§ What needs to be done
Filter the records below down to lines containing "Paper".

§ Data listing
::::::

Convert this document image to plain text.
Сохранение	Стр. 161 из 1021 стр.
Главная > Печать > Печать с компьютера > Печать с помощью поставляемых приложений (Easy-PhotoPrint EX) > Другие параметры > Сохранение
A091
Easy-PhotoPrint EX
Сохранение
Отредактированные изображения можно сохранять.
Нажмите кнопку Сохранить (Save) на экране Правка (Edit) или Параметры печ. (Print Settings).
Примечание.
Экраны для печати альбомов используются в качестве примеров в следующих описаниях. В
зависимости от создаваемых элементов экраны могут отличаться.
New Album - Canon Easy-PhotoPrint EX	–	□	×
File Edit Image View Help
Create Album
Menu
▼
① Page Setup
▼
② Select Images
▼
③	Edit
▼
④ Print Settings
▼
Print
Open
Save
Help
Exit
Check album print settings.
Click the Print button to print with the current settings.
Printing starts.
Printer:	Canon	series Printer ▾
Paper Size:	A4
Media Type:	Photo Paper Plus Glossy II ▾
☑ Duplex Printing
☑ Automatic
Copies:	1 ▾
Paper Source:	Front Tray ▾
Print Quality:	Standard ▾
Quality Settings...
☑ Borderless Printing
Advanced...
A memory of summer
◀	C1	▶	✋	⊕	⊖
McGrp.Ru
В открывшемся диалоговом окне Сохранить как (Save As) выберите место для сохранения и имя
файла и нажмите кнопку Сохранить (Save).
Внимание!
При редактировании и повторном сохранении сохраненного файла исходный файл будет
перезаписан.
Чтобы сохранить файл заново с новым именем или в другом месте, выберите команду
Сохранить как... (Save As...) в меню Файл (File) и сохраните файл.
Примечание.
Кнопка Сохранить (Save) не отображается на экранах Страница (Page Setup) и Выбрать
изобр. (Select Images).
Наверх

::::::

§ Complete answer
Paper Size:	A4
Media Type:	Photo Paper Plus Glossy II ▾
Paper Source:	Front Tray ▾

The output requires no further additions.